▶ **Input material**
----------

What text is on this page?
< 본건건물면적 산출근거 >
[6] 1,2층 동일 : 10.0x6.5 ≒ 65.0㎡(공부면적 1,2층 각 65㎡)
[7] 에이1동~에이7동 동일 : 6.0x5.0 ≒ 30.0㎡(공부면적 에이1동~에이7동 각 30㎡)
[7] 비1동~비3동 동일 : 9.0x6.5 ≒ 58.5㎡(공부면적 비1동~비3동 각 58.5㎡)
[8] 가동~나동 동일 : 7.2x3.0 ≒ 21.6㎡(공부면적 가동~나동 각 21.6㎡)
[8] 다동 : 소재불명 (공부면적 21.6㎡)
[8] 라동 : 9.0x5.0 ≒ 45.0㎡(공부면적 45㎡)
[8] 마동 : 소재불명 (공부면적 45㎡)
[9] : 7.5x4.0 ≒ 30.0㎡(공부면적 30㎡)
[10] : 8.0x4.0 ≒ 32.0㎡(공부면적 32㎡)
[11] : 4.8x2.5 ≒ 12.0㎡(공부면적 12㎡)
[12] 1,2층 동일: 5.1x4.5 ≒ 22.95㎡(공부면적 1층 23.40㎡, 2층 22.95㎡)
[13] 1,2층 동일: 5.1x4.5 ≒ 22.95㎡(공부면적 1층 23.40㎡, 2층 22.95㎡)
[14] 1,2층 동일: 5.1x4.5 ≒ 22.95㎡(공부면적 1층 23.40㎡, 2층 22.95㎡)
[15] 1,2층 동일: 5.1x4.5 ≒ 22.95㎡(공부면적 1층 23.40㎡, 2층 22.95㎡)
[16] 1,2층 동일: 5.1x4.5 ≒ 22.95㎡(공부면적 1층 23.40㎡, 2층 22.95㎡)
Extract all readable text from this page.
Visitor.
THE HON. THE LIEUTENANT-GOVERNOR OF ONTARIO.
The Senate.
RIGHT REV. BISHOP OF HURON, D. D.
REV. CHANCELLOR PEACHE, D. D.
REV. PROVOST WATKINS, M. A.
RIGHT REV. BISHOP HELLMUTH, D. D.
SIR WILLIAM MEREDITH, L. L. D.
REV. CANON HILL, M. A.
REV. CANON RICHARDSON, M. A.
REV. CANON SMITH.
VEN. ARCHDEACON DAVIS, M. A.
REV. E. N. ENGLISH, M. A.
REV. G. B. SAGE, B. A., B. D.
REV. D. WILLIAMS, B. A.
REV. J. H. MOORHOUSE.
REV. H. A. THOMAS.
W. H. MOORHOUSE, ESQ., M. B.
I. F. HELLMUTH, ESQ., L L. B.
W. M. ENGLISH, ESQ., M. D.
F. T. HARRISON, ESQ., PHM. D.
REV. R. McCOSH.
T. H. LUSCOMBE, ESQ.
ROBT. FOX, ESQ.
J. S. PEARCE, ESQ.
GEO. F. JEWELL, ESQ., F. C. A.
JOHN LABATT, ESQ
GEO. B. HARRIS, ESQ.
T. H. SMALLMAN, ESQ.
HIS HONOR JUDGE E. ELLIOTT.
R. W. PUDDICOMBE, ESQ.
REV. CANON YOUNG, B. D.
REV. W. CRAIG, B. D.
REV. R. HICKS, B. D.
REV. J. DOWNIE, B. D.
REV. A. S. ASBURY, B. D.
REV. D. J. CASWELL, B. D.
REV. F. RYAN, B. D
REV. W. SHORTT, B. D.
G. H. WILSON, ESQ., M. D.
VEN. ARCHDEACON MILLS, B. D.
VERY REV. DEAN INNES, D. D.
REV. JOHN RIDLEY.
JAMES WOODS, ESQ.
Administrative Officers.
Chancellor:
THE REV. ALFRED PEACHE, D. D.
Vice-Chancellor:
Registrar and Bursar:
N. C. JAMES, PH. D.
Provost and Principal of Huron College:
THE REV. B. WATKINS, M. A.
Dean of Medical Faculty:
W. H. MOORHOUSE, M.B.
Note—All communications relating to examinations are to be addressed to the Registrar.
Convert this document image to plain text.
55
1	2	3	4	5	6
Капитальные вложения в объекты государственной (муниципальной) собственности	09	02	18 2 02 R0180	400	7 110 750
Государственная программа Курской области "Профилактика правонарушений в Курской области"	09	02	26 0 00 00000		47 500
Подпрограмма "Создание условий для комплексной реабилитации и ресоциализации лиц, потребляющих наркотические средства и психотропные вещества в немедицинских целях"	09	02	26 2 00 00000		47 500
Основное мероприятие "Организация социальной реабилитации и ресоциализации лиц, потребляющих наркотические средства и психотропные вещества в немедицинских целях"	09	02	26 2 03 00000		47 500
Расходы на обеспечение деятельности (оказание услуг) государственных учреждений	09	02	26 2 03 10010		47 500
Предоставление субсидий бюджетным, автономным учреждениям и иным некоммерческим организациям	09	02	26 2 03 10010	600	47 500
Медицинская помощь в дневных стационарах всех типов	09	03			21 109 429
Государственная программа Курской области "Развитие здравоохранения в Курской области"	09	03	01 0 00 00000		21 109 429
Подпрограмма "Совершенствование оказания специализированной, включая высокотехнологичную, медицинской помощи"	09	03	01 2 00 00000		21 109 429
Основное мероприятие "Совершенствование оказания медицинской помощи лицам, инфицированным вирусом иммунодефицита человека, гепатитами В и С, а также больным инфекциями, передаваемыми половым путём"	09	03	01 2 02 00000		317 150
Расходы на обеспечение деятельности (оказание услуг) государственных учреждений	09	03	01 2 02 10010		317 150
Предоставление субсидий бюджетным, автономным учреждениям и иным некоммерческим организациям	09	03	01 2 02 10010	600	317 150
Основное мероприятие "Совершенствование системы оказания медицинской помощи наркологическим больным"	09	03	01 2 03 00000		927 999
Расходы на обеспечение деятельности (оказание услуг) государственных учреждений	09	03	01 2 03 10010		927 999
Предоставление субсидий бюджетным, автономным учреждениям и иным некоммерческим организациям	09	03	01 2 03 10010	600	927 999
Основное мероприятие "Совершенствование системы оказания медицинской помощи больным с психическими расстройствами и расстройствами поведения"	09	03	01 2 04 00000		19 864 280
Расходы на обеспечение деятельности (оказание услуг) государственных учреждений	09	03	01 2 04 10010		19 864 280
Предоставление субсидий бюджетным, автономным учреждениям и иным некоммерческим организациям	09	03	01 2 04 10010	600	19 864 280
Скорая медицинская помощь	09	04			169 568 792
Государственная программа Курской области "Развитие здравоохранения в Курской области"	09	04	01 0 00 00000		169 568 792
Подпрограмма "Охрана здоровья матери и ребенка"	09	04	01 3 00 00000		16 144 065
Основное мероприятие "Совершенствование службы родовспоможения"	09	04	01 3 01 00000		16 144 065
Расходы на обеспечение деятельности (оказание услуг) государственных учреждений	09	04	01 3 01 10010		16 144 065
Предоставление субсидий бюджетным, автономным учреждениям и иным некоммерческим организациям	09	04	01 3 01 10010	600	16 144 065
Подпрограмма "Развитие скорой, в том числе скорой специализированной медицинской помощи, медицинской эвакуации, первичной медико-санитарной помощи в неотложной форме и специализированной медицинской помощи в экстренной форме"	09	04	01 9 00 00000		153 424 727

----------

▶ **Requirements**
Transcribe every line of the data, exactly as it stands.

▶ **Finished task**
What text is on this page?
< 본건건물면적 산출근거 >
[6] 1,2층 동일 : 10.0x6.5 ≒ 65.0㎡(공부면적 1,2층 각 65㎡)
[7] 에이1동~에이7동 동일 : 6.0x5.0 ≒ 30.0㎡(공부면적 에이1동~에이7동 각 30㎡)
[7] 비1동~비3동 동일 : 9.0x6.5 ≒ 58.5㎡(공부면적 비1동~비3동 각 58.5㎡)
[8] 가동~나동 동일 : 7.2x3.0 ≒ 21.6㎡(공부면적 가동~나동 각 21.6㎡)
[8] 다동 : 소재불명 (공부면적 21.6㎡)
[8] 라동 : 9.0x5.0 ≒ 45.0㎡(공부면적 45㎡)
[8] 마동 : 소재불명 (공부면적 45㎡)
[9] : 7.5x4.0 ≒ 30.0㎡(공부면적 30㎡)
[10] : 8.0x4.0 ≒ 32.0㎡(공부면적 32㎡)
[11] : 4.8x2.5 ≒ 12.0㎡(공부면적 12㎡)
[12] 1,2층 동일: 5.1x4.5 ≒ 22.95㎡(공부면적 1층 23.40㎡, 2층 22.95㎡)
[13] 1,2층 동일: 5.1x4.5 ≒ 22.95㎡(공부면적 1층 23.40㎡, 2층 22.95㎡)
[14] 1,2층 동일: 5.1x4.5 ≒ 22.95㎡(공부면적 1층 23.40㎡, 2층 22.95㎡)
[15] 1,2층 동일: 5.1x4.5 ≒ 22.95㎡(공부면적 1층 23.40㎡, 2층 22.95㎡)
[16] 1,2층 동일: 5.1x4.5 ≒ 22.95㎡(공부면적 1층 23.40㎡, 2층 22.95㎡)
Extract all readable text from this page.
Visitor.
THE HON. THE LIEUTENANT-GOVERNOR OF ONTARIO.
The Senate.
RIGHT REV. BISHOP OF HURON, D. D.
REV. CHANCELLOR PEACHE, D. D.
REV. PROVOST WATKINS, M. A.
RIGHT REV. BISHOP HELLMUTH, D. D.
SIR WILLIAM MEREDITH, L. L. D.
REV. CANON HILL, M. A.
REV. CANON RICHARDSON, M. A.
REV. CANON SMITH.
VEN. ARCHDEACON DAVIS, M. A.
REV. E. N. ENGLISH, M. A.
REV. G. B. SAGE, B. A., B. D.
REV. D. WILLIAMS, B. A.
REV. J. H. MOORHOUSE.
REV. H. A. THOMAS.
W. H. MOORHOUSE, ESQ., M. B.
I. F. HELLMUTH, ESQ., L L. B.
W. M. ENGLISH, ESQ., M. D.
F. T. HARRISON, ESQ., PHM. D.
REV. R. McCOSH.
T. H. LUSCOMBE, ESQ.
ROBT. FOX, ESQ.
J. S. PEARCE, ESQ.
GEO. F. JEWELL, ESQ., F. C. A.
JOHN LABATT, ESQ
GEO. B. HARRIS, ESQ.
T. H. SMALLMAN, ESQ.
HIS HONOR JUDGE E. ELLIOTT.
R. W. PUDDICOMBE, ESQ.
REV. CANON YOUNG, B. D.
REV. W. CRAIG, B. D.
REV. R. HICKS, B. D.
REV. J. DOWNIE, B. D.
REV. A. S. ASBURY, B. D.
REV. D. J. CASWELL, B. D.
REV. F. RYAN, B. D
REV. W. SHORTT, B. D.
G. H. WILSON, ESQ., M. D.
VEN. ARCHDEACON MILLS, B. D.
VERY REV. DEAN INNES, D. D.
REV. JOHN RIDLEY.
JAMES WOODS, ESQ.
Administrative Officers.
Chancellor:
THE REV. ALFRED PEACHE, D. D.
Vice-Chancellor:
Registrar and Bursar:
N. C. JAMES, PH. D.
Provost and Principal of Huron College:
THE REV. B. WATKINS, M. A.
Dean of Medical Faculty:
W. H. MOORHOUSE, M.B.
Note—All communications relating to examinations are to be addressed to the Registrar.
Convert this document image to plain text.
55
1	2	3	4	5	6
Капитальные вложения в объекты государственной (муниципальной) собственности	09	02	18 2 02 R0180	400	7 110 750
Государственная программа Курской области "Профилактика правонарушений в Курской области"	09	02	26 0 00 00000		47 500
Подпрограмма "Создание условий для комплексной реабилитации и ресоциализации лиц, потребляющих наркотические средства и психотропные вещества в немедицинских целях"	09	02	26 2 00 00000		47 500
Основное мероприятие "Организация социальной реабилитации и ресоциализации лиц, потребляющих наркотические средства и психотропные вещества в немедицинских целях"	09	02	26 2 03 00000		47 500
Расходы на обеспечение деятельности (оказание услуг) государственных учреждений	09	02	26 2 03 10010		47 500
Предоставление субсидий бюджетным, автономным учреждениям и иным некоммерческим организациям	09	02	26 2 03 10010	600	47 500
Медицинская помощь в дневных стационарах всех типов	09	03			21 109 429
Государственная программа Курской области "Развитие здравоохранения в Курской области"	09	03	01 0 00 00000		21 109 429
Подпрограмма "Совершенствование оказания специализированной, включая высокотехнологичную, медицинской помощи"	09	03	01 2 00 00000		21 109 429
Основное мероприятие "Совершенствование оказания медицинской помощи лицам, инфицированным вирусом иммунодефицита человека, гепатитами В и С, а также больным инфекциями, передаваемыми половым путём"	09	03	01 2 02 00000		317 150
Расходы на обеспечение деятельности (оказание услуг) государственных учреждений	09	03	01 2 02 10010		317 150
Предоставление субсидий бюджетным, автономным учреждениям и иным некоммерческим организациям	09	03	01 2 02 10010	600	317 150
Основное мероприятие "Совершенствование системы оказания медицинской помощи наркологическим больным"	09	03	01 2 03 00000		927 999
Расходы на обеспечение деятельности (оказание услуг) государственных учреждений	09	03	01 2 03 10010		927 999
Предоставление субсидий бюджетным, автономным учреждениям и иным некоммерческим организациям	09	03	01 2 03 10010	600	927 999
Основное мероприятие "Совершенствование системы оказания медицинской помощи больным с психическими расстройствами и расстройствами поведения"	09	03	01 2 04 00000		19 864 280
Расходы на обеспечение деятельности (оказание услуг) государственных учреждений	09	03	01 2 04 10010		19 864 280
Предоставление субсидий бюджетным, автономным учреждениям и иным некоммерческим организациям	09	03	01 2 04 10010	600	19 864 280
Скорая медицинская помощь	09	04			169 568 792
Государственная программа Курской области "Развитие здравоохранения в Курской области"	09	04	01 0 00 00000		169 568 792
Подпрограмма "Охрана здоровья матери и ребенка"	09	04	01 3 00 00000		16 144 065
Основное мероприятие "Совершенствование службы родовспоможения"	09	04	01 3 01 00000		16 144 065
Расходы на обеспечение деятельности (оказание услуг) государственных учреждений	09	04	01 3 01 10010		16 144 065
Предоставление субсидий бюджетным, автономным учреждениям и иным некоммерческим организациям	09	04	01 3 01 10010	600	16 144 065
Подпрограмма "Развитие скорой, в том числе скорой специализированной медицинской помощи, медицинской эвакуации, первичной медико-санитарной помощи в неотложной форме и специализированной медицинской помощи в экстренной форме"	09	04	01 9 00 00000		153 424 727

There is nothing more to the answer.